> [Goal 1]
According to the article on Yale's agreement with Appleby, on what date did Stephanie Chan and Malcolm Moller sign the agreement for legal help?

November 9, 2017 4:45:46 am
Ivy league school Yale University entered into a pact with offshore legal firm Appleby to invest $100 million in India from June 2013 via the Mauritius route.
Appleby records show that Yale University’s Assistant General Counsel Stephanie Chan and Appleby’s Malcolm Moller signed an agreement for legal help on May 15, 2013.
Yale has entered into agreements with several Indian institutions, including Jawaharlal Nehru University, University of Delhi, Ashoka University and The Energy and Resources Institute (TERI).
Appleby documents reveal that Yale University entered into an agreement with the Bermuda law firm to invest in India. These investments were to be made through Singapore-based Nalanda India Equity Fund, Hong Kong and Mumbai-based Steadview Capital Management and the specially formed LTR Focus Fund, a Yale-only vehicle domiciled in Mauritius, to invest alongside the Mauritius investment vehicle used by the master fund…
The Nalanda India Equity Fund Ltd is a fund of Nalanda Capital, a Singapore-based private equity firm, which invests exclusively in small to mid-cap companies in India. There is no information available in the Appleby databse on where any investments were made following the agreement.
Records show that Yale’s Stephanie Chan wrote to Appleby’s Malcolm Moller on May 2, 2013: “It has been a few weeks since we last corresponded about Mauritius law matters for the Nalanda India Equity Fund transaction. I greatly appreciated your responsiveness and guidance with those issues, and am writing now to enquire as to whether you would be available to assist Yale with another transaction involving an investment into India through a Mauritius domiciled entity. The fund sponsor is Steadview Capital, a manager that Yale is engaging for the first
On May 10, 2013, Chan again wrote to Moller, suggesting an amendment requesting confidentiality in the draft agreement. “I note that it contains a blanket consent to your use of our name and disclosure of the details of the transactions on which you have served us. We would prefer if this consent could be given on a case by case basis after we have been provided with details of the exact disclosure to be made and the recipient of the information. In particular, the blanket consent runs up against the Yale Investments Office’s desire to keep the University’s investments confidential. Since most, if not all, of the matters we will engage you on will relate to the University’s investments, such disclosures could be problematic.”

> [Supplied information]

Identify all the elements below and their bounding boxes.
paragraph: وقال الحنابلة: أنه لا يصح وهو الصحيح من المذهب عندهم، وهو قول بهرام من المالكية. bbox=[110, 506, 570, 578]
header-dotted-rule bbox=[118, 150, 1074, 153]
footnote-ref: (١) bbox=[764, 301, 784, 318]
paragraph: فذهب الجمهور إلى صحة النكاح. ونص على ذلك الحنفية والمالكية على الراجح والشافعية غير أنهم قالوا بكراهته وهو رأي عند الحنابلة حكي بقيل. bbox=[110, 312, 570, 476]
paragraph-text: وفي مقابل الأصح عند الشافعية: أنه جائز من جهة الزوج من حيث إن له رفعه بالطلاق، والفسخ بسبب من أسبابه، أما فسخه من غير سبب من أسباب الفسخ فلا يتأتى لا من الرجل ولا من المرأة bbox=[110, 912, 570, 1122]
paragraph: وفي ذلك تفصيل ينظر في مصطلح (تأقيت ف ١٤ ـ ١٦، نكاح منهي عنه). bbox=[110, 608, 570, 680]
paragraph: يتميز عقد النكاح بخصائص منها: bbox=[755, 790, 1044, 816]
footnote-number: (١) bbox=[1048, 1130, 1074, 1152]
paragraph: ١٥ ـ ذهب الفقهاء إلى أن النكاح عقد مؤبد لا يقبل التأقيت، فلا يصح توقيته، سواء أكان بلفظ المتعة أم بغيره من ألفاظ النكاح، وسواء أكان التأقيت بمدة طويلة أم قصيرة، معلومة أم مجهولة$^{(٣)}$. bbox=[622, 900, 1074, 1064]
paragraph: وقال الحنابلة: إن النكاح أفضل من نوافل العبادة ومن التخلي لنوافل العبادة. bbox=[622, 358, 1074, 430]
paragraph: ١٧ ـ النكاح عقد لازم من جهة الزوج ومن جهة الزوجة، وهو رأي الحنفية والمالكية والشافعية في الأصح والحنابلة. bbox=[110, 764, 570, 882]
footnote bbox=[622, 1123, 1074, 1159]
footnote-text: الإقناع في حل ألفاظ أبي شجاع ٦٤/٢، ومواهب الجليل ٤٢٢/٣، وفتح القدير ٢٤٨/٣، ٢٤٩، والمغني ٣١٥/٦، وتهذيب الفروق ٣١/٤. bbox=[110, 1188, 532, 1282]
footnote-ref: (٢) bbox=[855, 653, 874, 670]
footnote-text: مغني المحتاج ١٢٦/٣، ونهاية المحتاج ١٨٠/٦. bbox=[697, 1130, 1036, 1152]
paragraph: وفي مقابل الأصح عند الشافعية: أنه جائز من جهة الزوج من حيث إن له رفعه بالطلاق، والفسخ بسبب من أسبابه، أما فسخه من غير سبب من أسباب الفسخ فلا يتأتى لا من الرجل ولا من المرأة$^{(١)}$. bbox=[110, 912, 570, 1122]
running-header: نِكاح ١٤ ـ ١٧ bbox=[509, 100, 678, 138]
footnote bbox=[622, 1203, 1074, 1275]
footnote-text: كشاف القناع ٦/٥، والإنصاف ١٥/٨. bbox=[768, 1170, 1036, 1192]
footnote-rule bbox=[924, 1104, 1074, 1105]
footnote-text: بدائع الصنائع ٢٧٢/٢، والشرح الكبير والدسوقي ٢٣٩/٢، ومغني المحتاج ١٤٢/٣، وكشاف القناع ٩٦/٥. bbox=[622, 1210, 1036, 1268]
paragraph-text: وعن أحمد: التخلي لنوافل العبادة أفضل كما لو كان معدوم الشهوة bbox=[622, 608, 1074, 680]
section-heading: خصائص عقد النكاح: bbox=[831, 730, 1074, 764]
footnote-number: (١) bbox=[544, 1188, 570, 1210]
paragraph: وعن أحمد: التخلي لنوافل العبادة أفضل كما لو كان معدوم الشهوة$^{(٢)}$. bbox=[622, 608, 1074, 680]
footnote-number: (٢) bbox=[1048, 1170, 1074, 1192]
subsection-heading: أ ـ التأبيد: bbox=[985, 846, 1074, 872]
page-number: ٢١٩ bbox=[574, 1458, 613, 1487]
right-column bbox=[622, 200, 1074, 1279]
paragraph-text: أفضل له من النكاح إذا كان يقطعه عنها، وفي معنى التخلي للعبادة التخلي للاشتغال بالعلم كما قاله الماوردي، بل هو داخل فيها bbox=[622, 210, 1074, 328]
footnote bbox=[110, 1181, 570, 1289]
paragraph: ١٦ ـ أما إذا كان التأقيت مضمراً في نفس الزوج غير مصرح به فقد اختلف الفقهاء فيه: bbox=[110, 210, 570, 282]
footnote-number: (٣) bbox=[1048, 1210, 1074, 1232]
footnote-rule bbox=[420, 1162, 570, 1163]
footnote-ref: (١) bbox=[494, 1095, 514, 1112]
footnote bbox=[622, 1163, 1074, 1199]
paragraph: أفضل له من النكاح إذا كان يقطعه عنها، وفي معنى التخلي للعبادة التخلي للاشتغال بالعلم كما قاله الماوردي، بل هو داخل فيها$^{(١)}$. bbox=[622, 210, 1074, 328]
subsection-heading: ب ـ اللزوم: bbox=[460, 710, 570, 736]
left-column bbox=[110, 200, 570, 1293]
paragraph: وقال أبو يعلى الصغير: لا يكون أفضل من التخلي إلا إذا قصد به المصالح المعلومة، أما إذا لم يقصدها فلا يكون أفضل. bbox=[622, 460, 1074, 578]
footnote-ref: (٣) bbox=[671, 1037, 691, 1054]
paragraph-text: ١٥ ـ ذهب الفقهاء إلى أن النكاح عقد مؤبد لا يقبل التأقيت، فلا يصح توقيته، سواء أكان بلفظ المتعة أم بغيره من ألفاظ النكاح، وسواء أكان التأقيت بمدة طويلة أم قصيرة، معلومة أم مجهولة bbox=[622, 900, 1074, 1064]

> [Goal 2]
In the records, from the first line through the line containing "footnote-text: بدائع الصنائع", inclusive, change "header-dotted-rule" to "header-rule" and keep everything else the same. Give only those lines.

> [Complete answer 1]
May 15, 2013.

> [Complete answer 2]
Identify all the elements below and their bounding boxes.
paragraph: وقال الحنابلة: أنه لا يصح وهو الصحيح من المذهب عندهم، وهو قول بهرام من المالكية. bbox=[110, 506, 570, 578]
header-rule bbox=[118, 150, 1074, 153]
footnote-ref: (١) bbox=[764, 301, 784, 318]
paragraph: فذهب الجمهور إلى صحة النكاح. ونص على ذلك الحنفية والمالكية على الراجح والشافعية غير أنهم قالوا بكراهته وهو رأي عند الحنابلة حكي بقيل. bbox=[110, 312, 570, 476]
paragraph-text: وفي مقابل الأصح عند الشافعية: أنه جائز من جهة الزوج من حيث إن له رفعه بالطلاق، والفسخ بسبب من أسبابه، أما فسخه من غير سبب من أسباب الفسخ فلا يتأتى لا من الرجل ولا من المرأة bbox=[110, 912, 570, 1122]
paragraph: وفي ذلك تفصيل ينظر في مصطلح (تأقيت ف ١٤ ـ ١٦، نكاح منهي عنه). bbox=[110, 608, 570, 680]
paragraph: يتميز عقد النكاح بخصائص منها: bbox=[755, 790, 1044, 816]
footnote-number: (١) bbox=[1048, 1130, 1074, 1152]
paragraph: ١٥ ـ ذهب الفقهاء إلى أن النكاح عقد مؤبد لا يقبل التأقيت، فلا يصح توقيته، سواء أكان بلفظ المتعة أم بغيره من ألفاظ النكاح، وسواء أكان التأقيت بمدة طويلة أم قصيرة، معلومة أم مجهولة$^{(٣)}$. bbox=[622, 900, 1074, 1064]
paragraph: وقال الحنابلة: إن النكاح أفضل من نوافل العبادة ومن التخلي لنوافل العبادة. bbox=[622, 358, 1074, 430]
paragraph: ١٧ ـ النكاح عقد لازم من جهة الزوج ومن جهة الزوجة، وهو رأي الحنفية والمالكية والشافعية في الأصح والحنابلة. bbox=[110, 764, 570, 882]
footnote bbox=[622, 1123, 1074, 1159]
footnote-text: الإقناع في حل ألفاظ أبي شجاع ٦٤/٢، ومواهب الجليل ٤٢٢/٣، وفتح القدير ٢٤٨/٣، ٢٤٩، والمغني ٣١٥/٦، وتهذيب الفروق ٣١/٤. bbox=[110, 1188, 532, 1282]
footnote-ref: (٢) bbox=[855, 653, 874, 670]
footnote-text: مغني المحتاج ١٢٦/٣، ونهاية المحتاج ١٨٠/٦. bbox=[697, 1130, 1036, 1152]
paragraph: وفي مقابل الأصح عند الشافعية: أنه جائز من جهة الزوج من حيث إن له رفعه بالطلاق، والفسخ بسبب من أسبابه، أما فسخه من غير سبب من أسباب الفسخ فلا يتأتى لا من الرجل ولا من المرأة$^{(١)}$. bbox=[110, 912, 570, 1122]
running-header: نِكاح ١٤ ـ ١٧ bbox=[509, 100, 678, 138]
footnote bbox=[622, 1203, 1074, 1275]
footnote-text: كشاف القناع ٦/٥، والإنصاف ١٥/٨. bbox=[768, 1170, 1036, 1192]
footnote-rule bbox=[924, 1104, 1074, 1105]
footnote-text: بدائع الصنائع ٢٧٢/٢، والشرح الكبير والدسوقي ٢٣٩/٢، ومغني المحتاج ١٤٢/٣، وكشاف القناع ٩٦/٥. bbox=[622, 1210, 1036, 1268]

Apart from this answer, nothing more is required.